Would you restate all the data that follows, word for word?

RECORDS FOR THE EXERCISE:
=====

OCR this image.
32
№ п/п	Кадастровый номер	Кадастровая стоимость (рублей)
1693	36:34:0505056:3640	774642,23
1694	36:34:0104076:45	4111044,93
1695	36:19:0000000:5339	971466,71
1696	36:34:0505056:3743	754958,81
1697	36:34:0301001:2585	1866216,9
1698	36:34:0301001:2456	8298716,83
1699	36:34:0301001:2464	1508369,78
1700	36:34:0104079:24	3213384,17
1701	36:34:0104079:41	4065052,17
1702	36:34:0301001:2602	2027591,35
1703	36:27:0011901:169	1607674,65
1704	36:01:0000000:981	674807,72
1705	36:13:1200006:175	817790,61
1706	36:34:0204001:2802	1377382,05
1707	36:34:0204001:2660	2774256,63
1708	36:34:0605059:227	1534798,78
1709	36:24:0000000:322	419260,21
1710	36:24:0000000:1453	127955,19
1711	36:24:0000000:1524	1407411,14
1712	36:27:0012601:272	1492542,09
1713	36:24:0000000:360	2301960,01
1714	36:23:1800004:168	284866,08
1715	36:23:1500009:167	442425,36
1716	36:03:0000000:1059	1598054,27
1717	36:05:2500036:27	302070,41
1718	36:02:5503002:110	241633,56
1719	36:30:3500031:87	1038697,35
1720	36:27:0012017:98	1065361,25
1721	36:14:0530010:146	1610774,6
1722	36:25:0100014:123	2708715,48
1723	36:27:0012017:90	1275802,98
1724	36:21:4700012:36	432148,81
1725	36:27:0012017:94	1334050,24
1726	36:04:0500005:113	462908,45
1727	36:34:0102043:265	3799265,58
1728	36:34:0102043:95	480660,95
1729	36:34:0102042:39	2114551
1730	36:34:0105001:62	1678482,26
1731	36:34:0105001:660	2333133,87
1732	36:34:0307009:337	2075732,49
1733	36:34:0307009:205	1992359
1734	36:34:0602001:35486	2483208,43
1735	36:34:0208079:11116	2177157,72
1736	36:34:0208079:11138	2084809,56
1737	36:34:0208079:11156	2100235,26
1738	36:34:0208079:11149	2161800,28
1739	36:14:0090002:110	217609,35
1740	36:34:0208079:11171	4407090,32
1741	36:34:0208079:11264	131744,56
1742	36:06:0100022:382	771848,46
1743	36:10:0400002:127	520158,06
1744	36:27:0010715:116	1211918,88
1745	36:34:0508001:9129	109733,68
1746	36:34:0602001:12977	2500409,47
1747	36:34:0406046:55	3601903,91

=====

RESULT OF THE TASK:
OCR this image.
32
№ п/п	Кадастровый номер	Кадастровая стоимость (рублей)
1693	36:34:0505056:3640	774642,23
1694	36:34:0104076:45	4111044,93
1695	36:19:0000000:5339	971466,71
1696	36:34:0505056:3743	754958,81
1697	36:34:0301001:2585	1866216,9
1698	36:34:0301001:2456	8298716,83
1699	36:34:0301001:2464	1508369,78
1700	36:34:0104079:24	3213384,17
1701	36:34:0104079:41	4065052,17
1702	36:34:0301001:2602	2027591,35
1703	36:27:0011901:169	1607674,65
1704	36:01:0000000:981	674807,72
1705	36:13:1200006:175	817790,61
1706	36:34:0204001:2802	1377382,05
1707	36:34:0204001:2660	2774256,63
1708	36:34:0605059:227	1534798,78
1709	36:24:0000000:322	419260,21
1710	36:24:0000000:1453	127955,19
1711	36:24:0000000:1524	1407411,14
1712	36:27:0012601:272	1492542,09
1713	36:24:0000000:360	2301960,01
1714	36:23:1800004:168	284866,08
1715	36:23:1500009:167	442425,36
1716	36:03:0000000:1059	1598054,27
1717	36:05:2500036:27	302070,41
1718	36:02:5503002:110	241633,56
1719	36:30:3500031:87	1038697,35
1720	36:27:0012017:98	1065361,25
1721	36:14:0530010:146	1610774,6
1722	36:25:0100014:123	2708715,48
1723	36:27:0012017:90	1275802,98
1724	36:21:4700012:36	432148,81
1725	36:27:0012017:94	1334050,24
1726	36:04:0500005:113	462908,45
1727	36:34:0102043:265	3799265,58
1728	36:34:0102043:95	480660,95
1729	36:34:0102042:39	2114551
1730	36:34:0105001:62	1678482,26
1731	36:34:0105001:660	2333133,87
1732	36:34:0307009:337	2075732,49
1733	36:34:0307009:205	1992359
1734	36:34:0602001:35486	2483208,43
1735	36:34:0208079:11116	2177157,72
1736	36:34:0208079:11138	2084809,56
1737	36:34:0208079:11156	2100235,26
1738	36:34:0208079:11149	2161800,28
1739	36:14:0090002:110	217609,35
1740	36:34:0208079:11171	4407090,32
1741	36:34:0208079:11264	131744,56
1742	36:06:0100022:382	771848,46
1743	36:10:0400002:127	520158,06
1744	36:27:0010715:116	1211918,88
1745	36:34:0508001:9129	109733,68
1746	36:34:0602001:12977	2500409,47
1747	36:34:0406046:55	3601903,91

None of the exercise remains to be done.